§ **EXERCISE DETAILS**
Pull out every line of the records below that contains the string "edge", where uppercase and lowercase letters must match.
— start RECORDS FOR THIS TASK —
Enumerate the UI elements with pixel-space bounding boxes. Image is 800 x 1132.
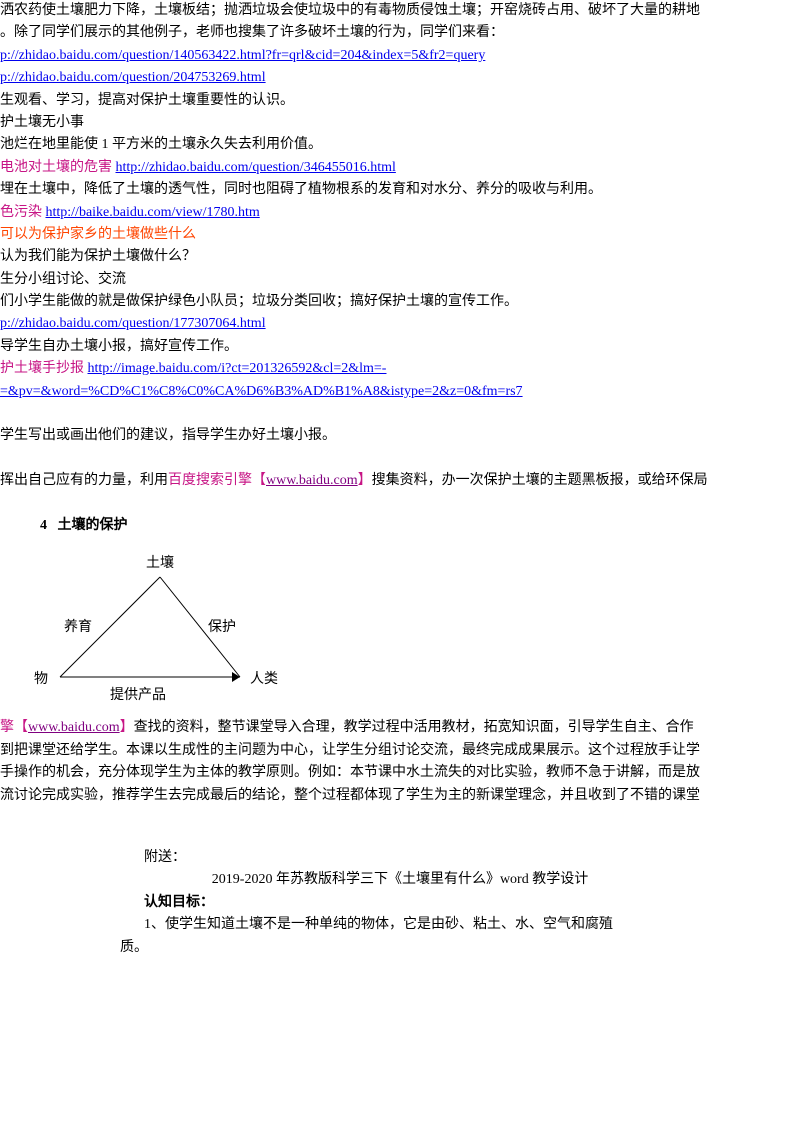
paragraph: 生分小组讨论、交流 xyxy=(0,269,800,291)
diagram-edge-bottom: 提供产品 xyxy=(110,685,166,707)
appendix-label: 附送： xyxy=(144,847,680,869)
appendix-section: 附送： 2019-2020 年苏教版科学三下《土壤里有什么》word 教学设计 … xyxy=(120,847,680,959)
highlighted-text: 色污染 xyxy=(0,205,42,220)
highlighted-text: 电池对土壤的危害 xyxy=(0,160,112,175)
hyperlink[interactable]: p://zhidao.baidu.com/question/204753269.… xyxy=(0,70,266,85)
paragraph: 生观看、学习，提高对保护土壤重要性的认识。 xyxy=(0,90,800,112)
highlighted-text: 护土壤手抄报 xyxy=(0,361,84,376)
paragraph: 护土壤无小事 xyxy=(0,112,800,134)
paragraph: 学生写出或画出他们的建议，指导学生办好土壤小报。 xyxy=(0,425,800,447)
paragraph: 导学生自办土壤小报，搞好宣传工作。 xyxy=(0,336,800,358)
hyperlink[interactable]: =&pv=&word=%CD%C1%C8%C0%CA%D6%B3%AD%B1%A… xyxy=(0,384,523,399)
highlighted-text: 百度搜索引擎【 xyxy=(168,473,266,488)
cognitive-goal-body: 质。 xyxy=(120,937,680,959)
hyperlink[interactable]: http://image.baidu.com/i?ct=201326592&cl… xyxy=(88,361,387,376)
hyperlink[interactable]: www.baidu.com xyxy=(28,720,120,735)
paragraph: 埋在土壤中，降低了土壤的透气性，同时也阻碍了植物根系的发育和对水分、养分的吸收与… xyxy=(0,179,800,201)
hyperlink[interactable]: http://zhidao.baidu.com/question/3464550… xyxy=(116,160,396,175)
diagram-node-top: 土壤 xyxy=(146,553,174,575)
paragraph: 池烂在地里能使 1 平方米的土壤永久失去利用价值。 xyxy=(0,134,800,156)
highlighted-text: 【 xyxy=(14,720,28,735)
document-body: 洒农药使土壤肥力下降，土壤板结；抛洒垃圾会使垃圾中的有毒物质侵蚀土壤；开窑烧砖占… xyxy=(0,0,800,979)
hyperlink[interactable]: http://baike.baidu.com/view/1780.htm xyxy=(46,205,260,220)
paragraph: 认为我们能为保护土壤做什么？ xyxy=(0,246,800,268)
paragraph: 手操作的机会，充分体现学生为主体的教学原则。例如：本节课中水土流失的对比实验，教… xyxy=(0,762,800,784)
section-number-title: 4 土壤的保护 xyxy=(40,515,800,537)
highlighted-text: 擎 xyxy=(0,720,14,735)
paragraph: 洒农药使土壤肥力下降，土壤板结；抛洒垃圾会使垃圾中的有毒物质侵蚀土壤；开窑烧砖占… xyxy=(0,0,800,22)
triangle-diagram: 土壤 养育 保护 物 人类 提供产品 xyxy=(40,547,280,707)
highlighted-text: 】 xyxy=(120,720,134,735)
hyperlink[interactable]: p://zhidao.baidu.com/question/177307064.… xyxy=(0,316,266,331)
paragraph: 到把课堂还给学生。本课以生成性的主问题为中心，让学生分组讨论交流，最终完成成果展… xyxy=(0,740,800,762)
diagram-node-bottom-left: 物 xyxy=(34,669,48,691)
highlighted-text: 】 xyxy=(358,473,372,488)
hyperlink[interactable]: www.baidu.com xyxy=(266,473,358,488)
text-fragment: 挥出自己应有的力量，利用 xyxy=(0,473,168,488)
diagram-edge-right: 保护 xyxy=(208,617,236,639)
cognitive-goal-title: 认知目标： xyxy=(144,892,680,914)
paragraph: 流讨论完成实验，推荐学生去完成最后的结论，整个过程都体现了学生为主的新课堂理念，… xyxy=(0,785,800,807)
hyperlink[interactable]: p://zhidao.baidu.com/question/140563422.… xyxy=(0,48,485,63)
text-fragment: 查找的资料，整节课堂导入合理，教学过程中活用教材，拓宽知识面，引导学生自主、合作 xyxy=(134,720,694,735)
diagram-edge-left: 养育 xyxy=(64,617,92,639)
cognitive-goal-body: 1、使学生知道土壤不是一种单纯的物体，它是由砂、粘土、水、空气和腐殖 xyxy=(144,914,680,936)
paragraph: 。除了同学们展示的其他例子，老师也搜集了许多破坏土壤的行为，同学们来看： xyxy=(0,22,800,44)
paragraph: 们小学生能做的就是做保护绿色小队员；垃圾分类回收；搞好保护土壤的宣传工作。 xyxy=(0,291,800,313)
section-heading: 可以为保护家乡的土壤做些什么 xyxy=(0,224,800,246)
text-fragment: 搜集资料，办一次保护土壤的主题黑板报，或给环保局 xyxy=(372,473,708,488)
appendix-title: 2019-2020 年苏教版科学三下《土壤里有什么》word 教学设计 xyxy=(120,869,680,891)
diagram-node-bottom-right: 人类 xyxy=(250,669,278,691)
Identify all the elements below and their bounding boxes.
— end RECORDS FOR THIS TASK —
§ **TASK SOLUTION**
diagram-edge-bottom: 提供产品 xyxy=(110,685,166,707)
diagram-edge-right: 保护 xyxy=(208,617,236,639)
diagram-edge-left: 养育 xyxy=(64,617,92,639)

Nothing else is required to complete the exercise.